▼▼▼

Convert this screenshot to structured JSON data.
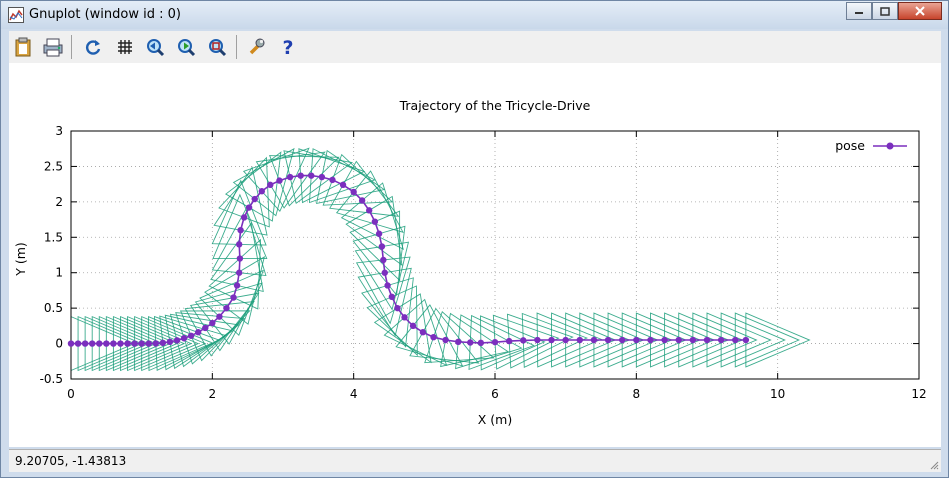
{
  "window": {
    "title": "Gnuplot (window id : 0)"
  },
  "toolbar": {
    "buttons": [
      {
        "name": "copy-clipboard-button",
        "icon": "clipboard-icon"
      },
      {
        "name": "print-button",
        "icon": "print-icon"
      },
      {
        "name": "replot-button",
        "icon": "refresh-icon"
      },
      {
        "name": "grid-button",
        "icon": "grid-icon"
      },
      {
        "name": "zoom-prev-button",
        "icon": "zoom-previous-icon"
      },
      {
        "name": "zoom-next-button",
        "icon": "zoom-next-icon"
      },
      {
        "name": "autoscale-button",
        "icon": "zoom-autoscale-icon"
      },
      {
        "name": "options-button",
        "icon": "wrench-icon"
      },
      {
        "name": "help-button",
        "icon": "help-icon"
      }
    ]
  },
  "status": {
    "coords": "9.20705, -1.43813"
  },
  "colors": {
    "pose": "#7b2fbe",
    "body": "#1a9e7a"
  },
  "chart_data": {
    "type": "line",
    "title": "Trajectory of the Tricycle-Drive",
    "xlabel": "X (m)",
    "ylabel": "Y (m)",
    "xlim": [
      0,
      12
    ],
    "ylim": [
      -0.5,
      3
    ],
    "xticks": [
      0,
      2,
      4,
      6,
      8,
      10,
      12
    ],
    "yticks": [
      -0.5,
      0,
      0.5,
      1,
      1.5,
      2,
      2.5,
      3
    ],
    "grid": true,
    "legend_position": "top-right",
    "series": [
      {
        "name": "pose",
        "x": [
          0,
          0.1,
          0.2,
          0.3,
          0.4,
          0.5,
          0.6,
          0.7,
          0.8,
          0.9,
          1.0,
          1.1,
          1.2,
          1.3,
          1.4,
          1.5,
          1.6,
          1.7,
          1.8,
          1.9,
          2.0,
          2.1,
          2.2,
          2.3,
          2.35,
          2.38,
          2.39,
          2.38,
          2.4,
          2.45,
          2.52,
          2.6,
          2.7,
          2.82,
          2.95,
          3.1,
          3.25,
          3.4,
          3.55,
          3.7,
          3.85,
          4.0,
          4.12,
          4.22,
          4.3,
          4.36,
          4.4,
          4.42,
          4.44,
          4.48,
          4.54,
          4.62,
          4.72,
          4.84,
          4.98,
          5.13,
          5.3,
          5.48,
          5.65,
          5.8,
          6.0,
          6.2,
          6.4,
          6.6,
          6.8,
          7.0,
          7.2,
          7.4,
          7.6,
          7.8,
          8.0,
          8.2,
          8.4,
          8.6,
          8.8,
          9.0,
          9.2,
          9.4,
          9.55
        ],
        "y": [
          0,
          0,
          0,
          0,
          0,
          0,
          0,
          0,
          0,
          0,
          0,
          0,
          0.002,
          0.01,
          0.025,
          0.045,
          0.075,
          0.11,
          0.16,
          0.22,
          0.29,
          0.38,
          0.5,
          0.65,
          0.82,
          1.0,
          1.2,
          1.4,
          1.6,
          1.78,
          1.92,
          2.04,
          2.15,
          2.24,
          2.3,
          2.35,
          2.37,
          2.37,
          2.35,
          2.31,
          2.24,
          2.14,
          2.02,
          1.88,
          1.72,
          1.55,
          1.37,
          1.18,
          1.0,
          0.82,
          0.66,
          0.5,
          0.37,
          0.25,
          0.16,
          0.09,
          0.05,
          0.025,
          0.015,
          0.01,
          0.02,
          0.035,
          0.045,
          0.05,
          0.05,
          0.05,
          0.05,
          0.05,
          0.05,
          0.05,
          0.05,
          0.05,
          0.05,
          0.05,
          0.05,
          0.05,
          0.05,
          0.05,
          0.05
        ]
      }
    ]
  }
}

▲▲▲

[Written problem]
Wherever "next" shows up in a line, copy that line.

[Finished answer]
        "name": "zoom-next-button",
        "icon": "zoom-next-icon"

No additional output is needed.